** begin **
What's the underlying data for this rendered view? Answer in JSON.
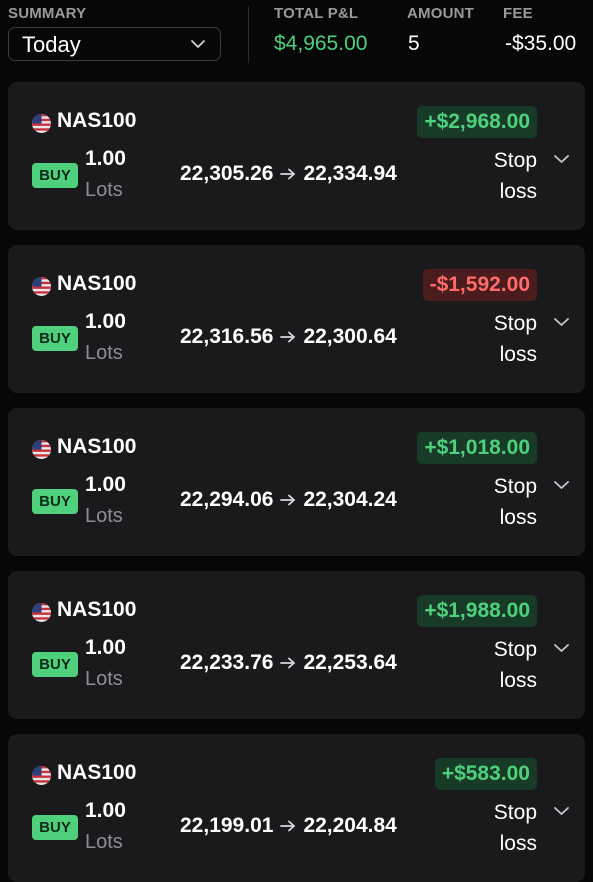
{
  "summary": {
    "label": "SUMMARY",
    "period": "Today",
    "total_pnl_label": "TOTAL P&L",
    "total_pnl": "$4,965.00",
    "amount_label": "AMOUNT",
    "amount": "5",
    "fee_label": "FEE",
    "fee": "-$35.00"
  },
  "colors": {
    "background": "#070707",
    "card": "#1a1a1c",
    "profit": "#4fd07c",
    "loss": "#ff6b6b",
    "buy_badge": "#4fd07c"
  },
  "positions": [
    {
      "symbol": "NAS100",
      "side": "BUY",
      "lots": "1.00",
      "lots_label": "Lots",
      "open_price": "22,305.26",
      "current_price": "22,334.94",
      "pnl": "+$2,968.00",
      "pnl_status": "profit",
      "stop_line1": "Stop",
      "stop_line2": "loss"
    },
    {
      "symbol": "NAS100",
      "side": "BUY",
      "lots": "1.00",
      "lots_label": "Lots",
      "open_price": "22,316.56",
      "current_price": "22,300.64",
      "pnl": "-$1,592.00",
      "pnl_status": "loss",
      "stop_line1": "Stop",
      "stop_line2": "loss"
    },
    {
      "symbol": "NAS100",
      "side": "BUY",
      "lots": "1.00",
      "lots_label": "Lots",
      "open_price": "22,294.06",
      "current_price": "22,304.24",
      "pnl": "+$1,018.00",
      "pnl_status": "profit",
      "stop_line1": "Stop",
      "stop_line2": "loss"
    },
    {
      "symbol": "NAS100",
      "side": "BUY",
      "lots": "1.00",
      "lots_label": "Lots",
      "open_price": "22,233.76",
      "current_price": "22,253.64",
      "pnl": "+$1,988.00",
      "pnl_status": "profit",
      "stop_line1": "Stop",
      "stop_line2": "loss"
    },
    {
      "symbol": "NAS100",
      "side": "BUY",
      "lots": "1.00",
      "lots_label": "Lots",
      "open_price": "22,199.01",
      "current_price": "22,204.84",
      "pnl": "+$583.00",
      "pnl_status": "profit",
      "stop_line1": "Stop",
      "stop_line2": "loss"
    }
  ],
  "icons": {
    "flag": "us-flag-icon",
    "arrow": "arrow-right-icon",
    "chevron": "chevron-down-icon"
  }
}
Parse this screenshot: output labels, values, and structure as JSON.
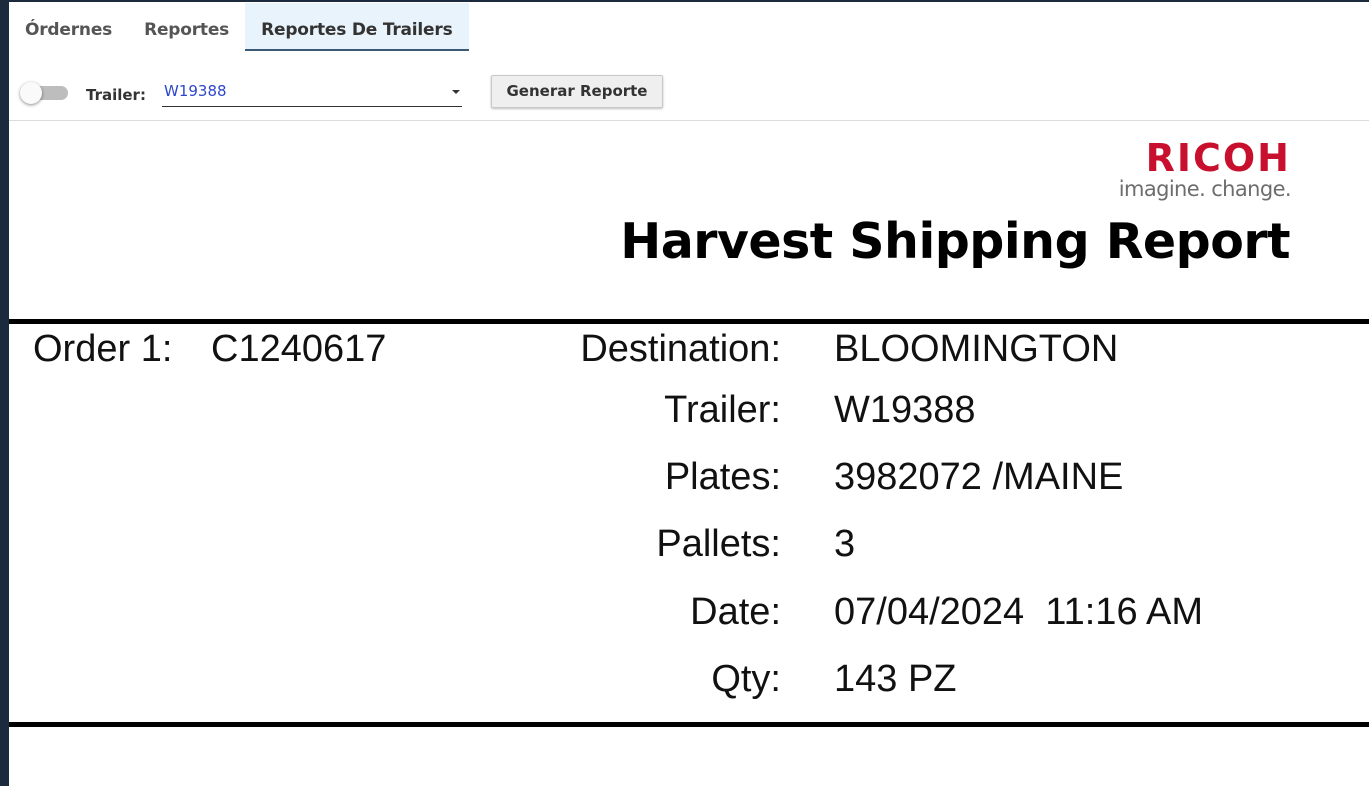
{
  "tabs": [
    {
      "label": "Órdernes",
      "active": false
    },
    {
      "label": "Reportes",
      "active": false
    },
    {
      "label": "Reportes De Trailers",
      "active": true
    }
  ],
  "toolbar": {
    "toggle_on": false,
    "trailer_label": "Trailer:",
    "trailer_selected": "W19388",
    "generate_button": "Generar Reporte"
  },
  "report": {
    "logo": {
      "brand": "RICOH",
      "tagline": "imagine. change."
    },
    "brand_color": "#c8102e",
    "title": "Harvest Shipping Report",
    "order_label": "Order 1:",
    "order_number": "C1240617",
    "fields": [
      {
        "label": "Destination:",
        "value": "BLOOMINGTON"
      },
      {
        "label": "Trailer:",
        "value": "W19388"
      },
      {
        "label": "Plates:",
        "value": "3982072 /MAINE"
      },
      {
        "label": "Pallets:",
        "value": "3"
      },
      {
        "label": "Date:",
        "value": "07/04/2024  11:16 AM"
      },
      {
        "label": "Qty:",
        "value": "143 PZ"
      }
    ]
  }
}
** end **
▶ _THE TASK_: Repeat the material above verbatim. Leave the pictures behind.

▶ _CORRECT RESPONSE_:
What's the underlying data for this rendered view? Answer in JSON.
{
  "summary": {
    "label": "SUMMARY",
    "period": "Today",
    "total_pnl_label": "TOTAL P&L",
    "total_pnl": "$4,965.00",
    "amount_label": "AMOUNT",
    "amount": "5",
    "fee_label": "FEE",
    "fee": "-$35.00"
  },
  "colors": {
    "background": "#070707",
    "card": "#1a1a1c",
    "profit": "#4fd07c",
    "loss": "#ff6b6b",
    "buy_badge": "#4fd07c"
  },
  "positions": [
    {
      "symbol": "NAS100",
      "side": "BUY",
      "lots": "1.00",
      "lots_label": "Lots",
      "open_price": "22,305.26",
      "current_price": "22,334.94",
      "pnl": "+$2,968.00",
      "pnl_status": "profit",
      "stop_line1": "Stop",
      "stop_line2": "loss"
    },
    {
      "symbol": "NAS100",
      "side": "BUY",
      "lots": "1.00",
      "lots_label": "Lots",
      "open_price": "22,316.56",
      "current_price": "22,300.64",
      "pnl": "-$1,592.00",
      "pnl_status": "loss",
      "stop_line1": "Stop",
      "stop_line2": "loss"
    },
    {
      "symbol": "NAS100",
      "side": "BUY",
      "lots": "1.00",
      "lots_label": "Lots",
      "open_price": "22,294.06",
      "current_price": "22,304.24",
      "pnl": "+$1,018.00",
      "pnl_status": "profit",
      "stop_line1": "Stop",
      "stop_line2": "loss"
    },
    {
      "symbol": "NAS100",
      "side": "BUY",
      "lots": "1.00",
      "lots_label": "Lots",
      "open_price": "22,233.76",
      "current_price": "22,253.64",
      "pnl": "+$1,988.00",
      "pnl_status": "profit",
      "stop_line1": "Stop",
      "stop_line2": "loss"
    },
    {
      "symbol": "NAS100",
      "side": "BUY",
      "lots": "1.00",
      "lots_label": "Lots",
      "open_price": "22,199.01",
      "current_price": "22,204.84",
      "pnl": "+$583.00",
      "pnl_status": "profit",
      "stop_line1": "Stop",
      "stop_line2": "loss"
    }
  ],
  "icons": {
    "flag": "us-flag-icon",
    "arrow": "arrow-right-icon",
    "chevron": "chevron-down-icon"
  }
}
Parse this screenshot: output labels, values, and structure as JSON.
{
  "tabs": [
    {
      "label": "Órdernes",
      "active": false
    },
    {
      "label": "Reportes",
      "active": false
    },
    {
      "label": "Reportes De Trailers",
      "active": true
    }
  ],
  "toolbar": {
    "toggle_on": false,
    "trailer_label": "Trailer:",
    "trailer_selected": "W19388",
    "generate_button": "Generar Reporte"
  },
  "report": {
    "logo": {
      "brand": "RICOH",
      "tagline": "imagine. change."
    },
    "brand_color": "#c8102e",
    "title": "Harvest Shipping Report",
    "order_label": "Order 1:",
    "order_number": "C1240617",
    "fields": [
      {
        "label": "Destination:",
        "value": "BLOOMINGTON"
      },
      {
        "label": "Trailer:",
        "value": "W19388"
      },
      {
        "label": "Plates:",
        "value": "3982072 /MAINE"
      },
      {
        "label": "Pallets:",
        "value": "3"
      },
      {
        "label": "Date:",
        "value": "07/04/2024  11:16 AM"
      },
      {
        "label": "Qty:",
        "value": "143 PZ"
      }
    ]
  }
}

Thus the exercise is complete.